#### Task instructions:
Could you write out the records below exactly as they appear, leaving out any pictures?

#### Input rows:
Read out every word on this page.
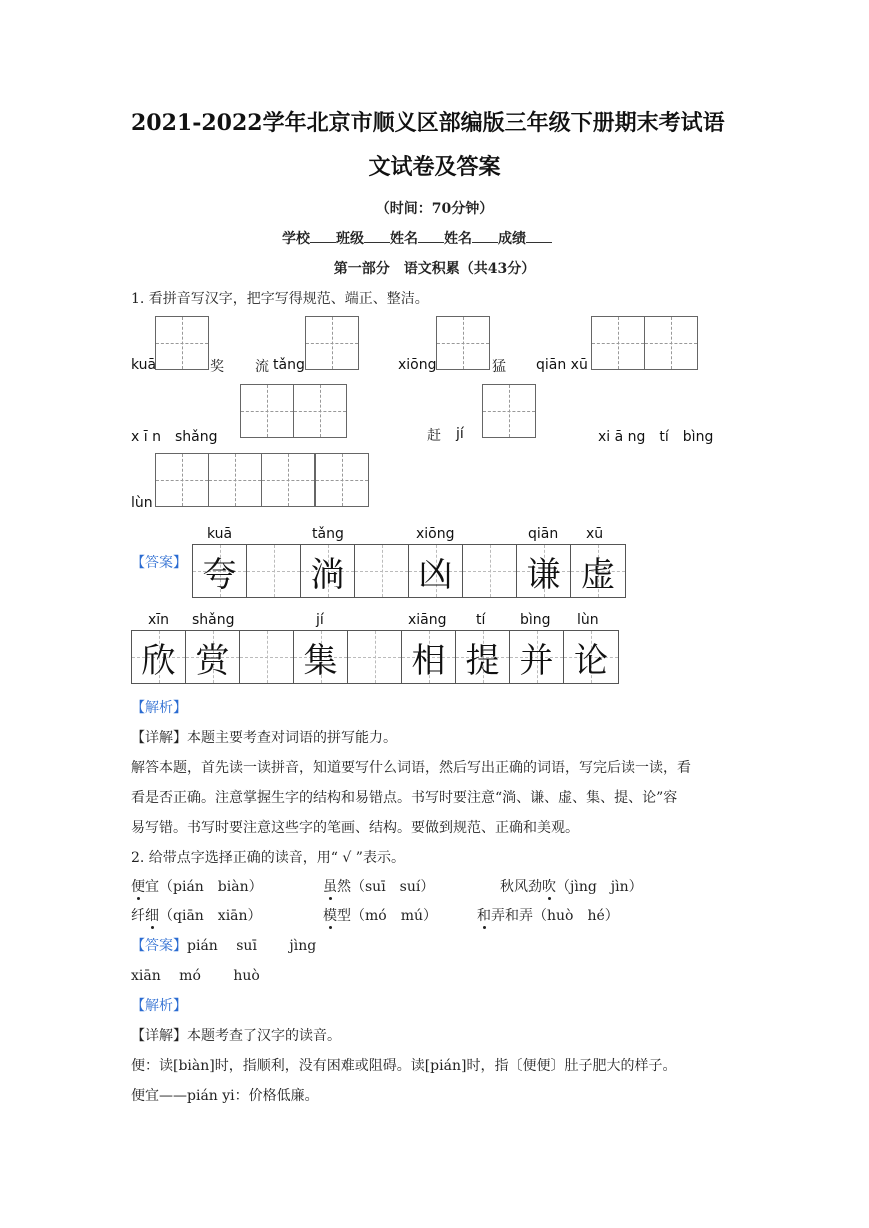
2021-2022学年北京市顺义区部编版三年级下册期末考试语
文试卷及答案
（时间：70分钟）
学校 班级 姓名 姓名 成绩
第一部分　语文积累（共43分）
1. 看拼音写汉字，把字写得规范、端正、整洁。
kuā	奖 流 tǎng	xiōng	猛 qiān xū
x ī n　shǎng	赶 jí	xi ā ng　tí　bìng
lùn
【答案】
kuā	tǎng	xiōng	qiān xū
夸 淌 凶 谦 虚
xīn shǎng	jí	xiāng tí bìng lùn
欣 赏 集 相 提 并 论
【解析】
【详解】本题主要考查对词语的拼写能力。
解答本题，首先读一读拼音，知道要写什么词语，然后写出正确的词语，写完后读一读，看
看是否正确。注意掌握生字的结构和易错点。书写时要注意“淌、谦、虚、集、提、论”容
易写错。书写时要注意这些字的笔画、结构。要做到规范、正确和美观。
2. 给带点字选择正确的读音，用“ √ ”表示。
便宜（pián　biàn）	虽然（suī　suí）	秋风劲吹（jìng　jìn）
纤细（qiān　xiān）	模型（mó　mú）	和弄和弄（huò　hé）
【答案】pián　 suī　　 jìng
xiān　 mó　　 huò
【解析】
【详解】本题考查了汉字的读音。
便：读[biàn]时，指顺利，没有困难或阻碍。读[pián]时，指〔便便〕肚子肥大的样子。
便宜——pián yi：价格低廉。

#### Final result:
Read out every word on this page.
2021-2022学年北京市顺义区部编版三年级下册期末考试语
文试卷及答案
（时间：70分钟）
学校 班级 姓名 姓名 成绩
第一部分　语文积累（共43分）
1. 看拼音写汉字，把字写得规范、端正、整洁。
kuā	奖 流 tǎng	xiōng	猛 qiān xū
x ī n　shǎng	赶 jí	xi ā ng　tí　bìng
lùn
【答案】
kuā	tǎng	xiōng	qiān xū
夸 淌 凶 谦 虚
xīn shǎng	jí	xiāng tí bìng lùn
欣 赏 集 相 提 并 论
【解析】
【详解】本题主要考查对词语的拼写能力。
解答本题，首先读一读拼音，知道要写什么词语，然后写出正确的词语，写完后读一读，看
看是否正确。注意掌握生字的结构和易错点。书写时要注意“淌、谦、虚、集、提、论”容
易写错。书写时要注意这些字的笔画、结构。要做到规范、正确和美观。
2. 给带点字选择正确的读音，用“ √ ”表示。
便宜（pián　biàn）	虽然（suī　suí）	秋风劲吹（jìng　jìn）
纤细（qiān　xiān）	模型（mó　mú）	和弄和弄（huò　hé）
【答案】pián　 suī　　 jìng
xiān　 mó　　 huò
【解析】
【详解】本题考查了汉字的读音。
便：读[biàn]时，指顺利，没有困难或阻碍。读[pián]时，指〔便便〕肚子肥大的样子。
便宜——pián yi：价格低廉。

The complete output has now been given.